● Challenge: Rewrite the listing below, replacing "at most" with "no more than" everywhere and changing nothing else. Omit the pictures.

● Raw records:
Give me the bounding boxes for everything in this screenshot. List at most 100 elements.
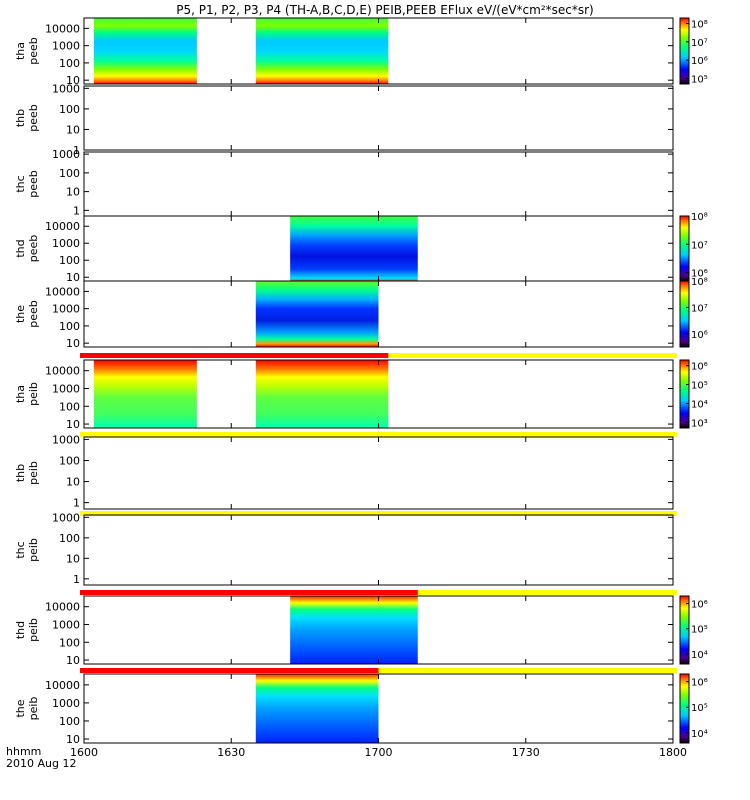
y-tick-label: 10000 (45, 679, 80, 692)
y-tick-label: 100 (59, 320, 80, 333)
y-axis-label-probe: thc (14, 541, 27, 558)
y-tick-label: 10 (66, 186, 80, 199)
y-axis-label-instrument: peeb (27, 235, 40, 263)
y-axis-label-instrument: peeb (27, 37, 40, 65)
spectrogram-block-tha-peeb-0 (93, 18, 197, 84)
x-tick-label: 1600 (70, 746, 98, 759)
y-tick-label: 100 (59, 636, 80, 649)
y-tick-label: 100 (59, 103, 80, 116)
panel-frame-thc-peib (83, 514, 674, 586)
colorbar-tick-label: 10⁸ (691, 212, 708, 223)
colorbar-the-peeb: 10⁶ 10⁷ 10⁸ (679, 277, 708, 348)
y-tick-label: 1 (73, 573, 80, 586)
y-axis-label-instrument: peib (27, 538, 40, 562)
y-tick-label: 10 (66, 74, 80, 87)
colorbar-thd-peib: 10⁴ 10⁵ 10⁶ (679, 595, 708, 665)
colorbar-tick-label: 10⁴ (691, 399, 708, 410)
y-tick-label: 10000 (45, 601, 80, 614)
y-tick-label: 100 (59, 254, 80, 267)
colorbar-tick-label: 10⁵ (691, 75, 708, 86)
y-axis-label-instrument: peib (27, 618, 40, 642)
panel-tha-peeb: 10 100 1000 10000 tha peeb 10⁵ 10⁶ 10⁷ 10⁸ (14, 17, 708, 87)
y-tick-label: 1000 (52, 697, 80, 710)
y-tick-label: 1000 (52, 82, 80, 95)
colorbar-tick-label: 10⁴ (691, 650, 708, 661)
colorbar-scale (679, 673, 690, 744)
panel-frame-thb-peib (83, 436, 674, 510)
y-tick-label: 100 (59, 167, 80, 180)
y-tick-label: 1000 (52, 40, 80, 53)
y-tick-label: 100 (59, 454, 80, 467)
colorbar-tick-label: 10⁶ (691, 269, 708, 280)
quality-flag-red-thd-peib (80, 590, 418, 595)
colorbar-the-peib: 10⁴ 10⁵ 10⁶ (679, 673, 708, 744)
y-tick-label: 1000 (52, 433, 80, 446)
panel-the-peib: 10 100 1000 10000 the peib 10⁴ 10⁵ 10⁶ (14, 668, 708, 746)
y-axis-label-probe: the (14, 305, 27, 323)
spectrogram-block-tha-peeb-1 (255, 18, 389, 84)
y-axis-label-probe: the (14, 699, 27, 717)
colorbar-tick-label: 10⁶ (691, 600, 708, 611)
colorbar-tick-label: 10⁵ (691, 703, 708, 714)
y-tick-label: 1 (73, 204, 80, 217)
colorbar-tick-label: 10⁶ (691, 678, 708, 689)
y-tick-label: 1 (73, 497, 80, 510)
quality-flag-red-tha-peib (80, 353, 389, 358)
panel-thc-peib: 1 10 100 1000 thc peib (14, 511, 677, 586)
y-tick-label: 1 (73, 144, 80, 157)
colorbar-tick-label: 10⁷ (691, 38, 708, 49)
colorbar-scale (679, 215, 690, 282)
panel-frame-thc-peeb (83, 151, 674, 217)
y-axis-label-probe: thb (14, 109, 27, 127)
x-tick-label: 1700 (365, 746, 393, 759)
colorbar-tick-label: 10⁷ (691, 303, 708, 314)
y-tick-label: 1000 (52, 148, 80, 161)
colorbar-tick-label: 10⁵ (691, 625, 708, 636)
spectrogram-block-the-peeb-0 (255, 281, 379, 347)
colorbar-scale (679, 595, 690, 665)
time-axis-labels: hhmm 2010 Aug 12 (6, 745, 76, 770)
y-tick-label: 1000 (52, 237, 80, 250)
y-tick-label: 10 (66, 654, 80, 667)
spectrogram-block-thd-peeb-0 (290, 216, 418, 281)
time-axis-label-date: 2010 Aug 12 (6, 757, 76, 770)
colorbar-scale (679, 17, 690, 85)
quality-flag-red-the-peib (80, 668, 379, 673)
y-axis-label-instrument: peib (27, 697, 40, 721)
colorbar-scale (679, 280, 690, 348)
colorbar-tick-label: 10⁶ (691, 56, 708, 67)
panel-thd-peib: 10 100 1000 10000 thd peib 10⁴ 10⁵ 10⁶ (14, 590, 708, 667)
x-tick-label: 1630 (217, 746, 245, 759)
y-tick-label: 10000 (45, 22, 80, 35)
y-tick-label: 10000 (45, 365, 80, 378)
colorbar-tick-label: 10⁶ (691, 330, 708, 341)
y-tick-label: 10 (66, 733, 80, 746)
quality-flag-yellow-thb-peib (80, 432, 677, 437)
y-axis-label-instrument: peib (27, 461, 40, 485)
panel-thb-peib: 1 10 100 1000 thb peib (14, 432, 677, 510)
y-tick-label: 100 (59, 57, 80, 70)
figure-title: P5, P1, P2, P3, P4 (TH-A,B,C,D,E) PEIB,P… (176, 3, 593, 17)
spectrogram-block-tha-peib-1 (255, 360, 389, 428)
panel-thb-peeb: 1 10 100 1000 thb peeb (14, 82, 674, 157)
y-tick-label: 10000 (45, 285, 80, 298)
y-tick-label: 10 (66, 418, 80, 431)
y-tick-label: 10000 (45, 220, 80, 233)
colorbar-tick-label: 10⁸ (691, 277, 708, 288)
colorbar-tick-label: 10⁶ (691, 362, 708, 373)
spectrogram-block-thd-peib-0 (290, 596, 418, 664)
y-tick-label: 1000 (52, 303, 80, 316)
y-tick-label: 10 (66, 271, 80, 284)
y-tick-label: 100 (59, 715, 80, 728)
colorbar-tick-label: 10⁴ (691, 729, 708, 740)
spectrogram-block-tha-peib-0 (93, 360, 197, 428)
x-tick-label: 1730 (512, 746, 540, 759)
y-axis-label-probe: thc (14, 175, 27, 192)
y-tick-label: 10 (66, 337, 80, 350)
y-axis-label-probe: tha (14, 385, 27, 403)
colorbar-scale (679, 359, 690, 429)
panel-thc-peeb: 1 10 100 1000 thc peeb (14, 148, 674, 217)
y-axis-label-probe: tha (14, 42, 27, 60)
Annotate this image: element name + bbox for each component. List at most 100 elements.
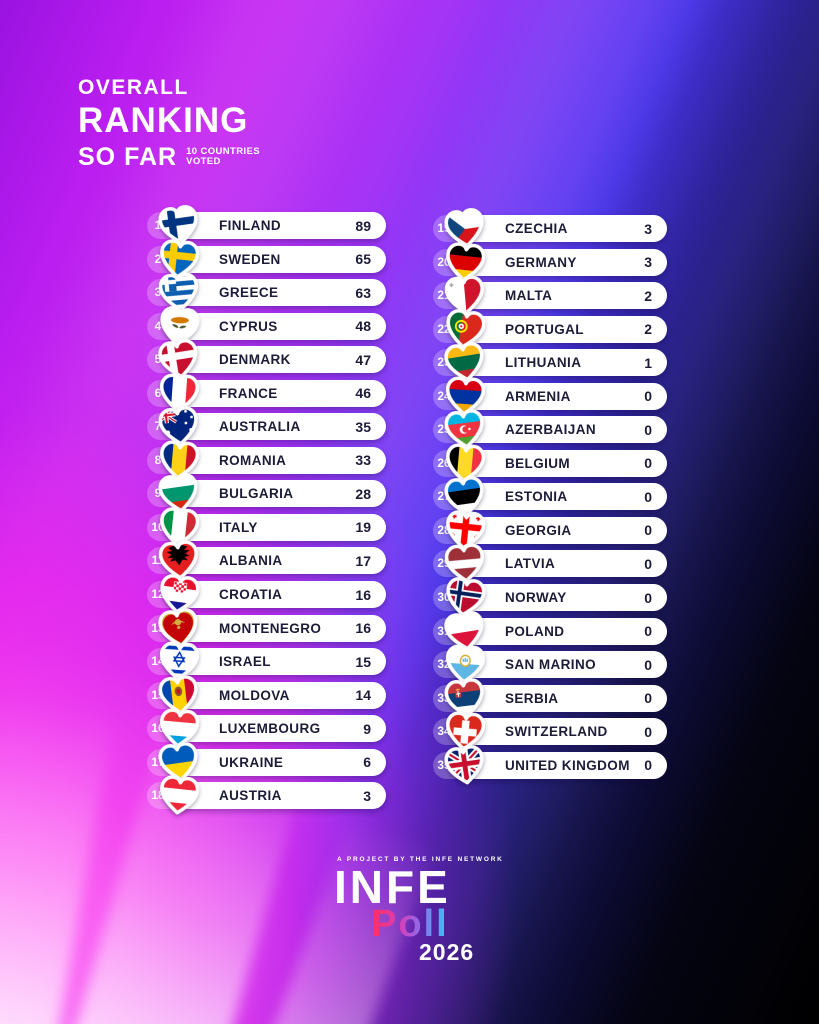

● Exercise solution:
Give me the bounding boxes for everything in this screenshot. List no more than 100 elements.
y-tick-label: 10000 (45, 679, 80, 692)
y-tick-label: 100 (59, 320, 80, 333)
y-axis-label-probe: thc (14, 541, 27, 558)
y-tick-label: 10 (66, 186, 80, 199)
y-axis-label-instrument: peeb (27, 235, 40, 263)
y-axis-label-instrument: peeb (27, 37, 40, 65)
spectrogram-block-tha-peeb-0 (93, 18, 197, 84)
x-tick-label: 1600 (70, 746, 98, 759)
y-tick-label: 100 (59, 636, 80, 649)
y-tick-label: 100 (59, 103, 80, 116)
panel-frame-thc-peib (83, 514, 674, 586)
colorbar-tick-label: 10⁸ (691, 212, 708, 223)
colorbar-the-peeb: 10⁶ 10⁷ 10⁸ (679, 277, 708, 348)
y-tick-label: 1 (73, 573, 80, 586)
y-axis-label-instrument: peib (27, 538, 40, 562)
y-tick-label: 10 (66, 74, 80, 87)
colorbar-thd-peib: 10⁴ 10⁵ 10⁶ (679, 595, 708, 665)
colorbar-tick-label: 10⁴ (691, 399, 708, 410)
y-tick-label: 10000 (45, 601, 80, 614)
y-tick-label: 100 (59, 254, 80, 267)
colorbar-tick-label: 10⁵ (691, 75, 708, 86)
y-axis-label-instrument: peib (27, 618, 40, 642)
panel-tha-peeb: 10 100 1000 10000 tha peeb 10⁵ 10⁶ 10⁷ 10⁸ (14, 17, 708, 87)
y-tick-label: 1000 (52, 697, 80, 710)
y-tick-label: 1000 (52, 82, 80, 95)
colorbar-tick-label: 10⁴ (691, 650, 708, 661)
colorbar-scale (679, 673, 690, 744)
panel-frame-thb-peib (83, 436, 674, 510)
y-tick-label: 100 (59, 167, 80, 180)
y-tick-label: 1000 (52, 40, 80, 53)
y-tick-label: 100 (59, 454, 80, 467)
colorbar-tick-label: 10⁶ (691, 269, 708, 280)
quality-flag-red-thd-peib (80, 590, 418, 595)
colorbar-the-peib: 10⁴ 10⁵ 10⁶ (679, 673, 708, 744)
y-tick-label: 1000 (52, 433, 80, 446)
panel-the-peib: 10 100 1000 10000 the peib 10⁴ 10⁵ 10⁶ (14, 668, 708, 746)
y-axis-label-probe: the (14, 305, 27, 323)
spectrogram-block-tha-peeb-1 (255, 18, 389, 84)
y-axis-label-probe: the (14, 699, 27, 717)
colorbar-tick-label: 10⁶ (691, 600, 708, 611)
colorbar-tick-label: 10⁵ (691, 703, 708, 714)
y-tick-label: 1 (73, 204, 80, 217)
colorbar-tick-label: 10⁶ (691, 678, 708, 689)
y-tick-label: 1 (73, 497, 80, 510)
quality-flag-red-tha-peib (80, 353, 389, 358)
panel-thc-peib: 1 10 100 1000 thc peib (14, 511, 677, 586)
y-tick-label: 1 (73, 144, 80, 157)
colorbar-tick-label: 10⁷ (691, 38, 708, 49)
colorbar-scale (679, 215, 690, 282)
panel-frame-thc-peeb (83, 151, 674, 217)
y-axis-label-probe: thb (14, 109, 27, 127)
x-tick-label: 1700 (365, 746, 393, 759)
colorbar-tick-label: 10⁷ (691, 303, 708, 314)
y-tick-label: 1000 (52, 148, 80, 161)
colorbar-tick-label: 10⁵ (691, 625, 708, 636)
spectrogram-block-the-peeb-0 (255, 281, 379, 347)
colorbar-scale (679, 595, 690, 665)
time-axis-labels: hhmm 2010 Aug 12 (6, 745, 76, 770)
y-tick-label: 1000 (52, 237, 80, 250)
y-tick-label: 10 (66, 654, 80, 667)
spectrogram-block-thd-peeb-0 (290, 216, 418, 281)
time-axis-label-date: 2010 Aug 12 (6, 757, 76, 770)
colorbar-scale (679, 17, 690, 85)
quality-flag-red-the-peib (80, 668, 379, 673)
y-axis-label-instrument: peib (27, 697, 40, 721)
colorbar-scale (679, 280, 690, 348)
colorbar-tick-label: 10⁶ (691, 56, 708, 67)
panel-thd-peib: 10 100 1000 10000 thd peib 10⁴ 10⁵ 10⁶ (14, 590, 708, 667)
x-tick-label: 1630 (217, 746, 245, 759)
y-tick-label: 10000 (45, 22, 80, 35)
y-tick-label: 10000 (45, 365, 80, 378)
colorbar-tick-label: 10⁶ (691, 330, 708, 341)
y-tick-label: 10 (66, 733, 80, 746)
quality-flag-yellow-thb-peib (80, 432, 677, 437)
y-axis-label-instrument: peib (27, 461, 40, 485)
panel-thb-peib: 1 10 100 1000 thb peib (14, 432, 677, 510)
y-tick-label: 100 (59, 57, 80, 70)
figure-title: P5, P1, P2, P3, P4 (TH-A,B,C,D,E) PEIB,P… (176, 3, 593, 17)
spectrogram-block-tha-peib-1 (255, 360, 389, 428)
panel-thb-peeb: 1 10 100 1000 thb peeb (14, 82, 674, 157)
y-tick-label: 10000 (45, 285, 80, 298)
y-tick-label: 10 (66, 418, 80, 431)
y-tick-label: 10000 (45, 220, 80, 233)
colorbar-tick-label: 10⁸ (691, 277, 708, 288)
colorbar-tick-label: 10⁶ (691, 362, 708, 373)
spectrogram-block-thd-peib-0 (290, 596, 418, 664)
y-tick-label: 1000 (52, 303, 80, 316)
y-tick-label: 10 (66, 271, 80, 284)
y-tick-label: 100 (59, 715, 80, 728)
colorbar-tick-label: 10⁴ (691, 729, 708, 740)
spectrogram-block-tha-peib-0 (93, 360, 197, 428)
x-tick-label: 1730 (512, 746, 540, 759)
y-axis-label-probe: thc (14, 175, 27, 192)
y-tick-label: 10 (66, 337, 80, 350)
y-axis-label-probe: tha (14, 385, 27, 403)
colorbar-scale (679, 359, 690, 429)
panel-thc-peeb: 1 10 100 1000 thc peeb (14, 148, 674, 217)
y-axis-label-probe: tha (14, 42, 27, 60)
Annotate this image: element name + bbox for each component. List no more than 100 elements.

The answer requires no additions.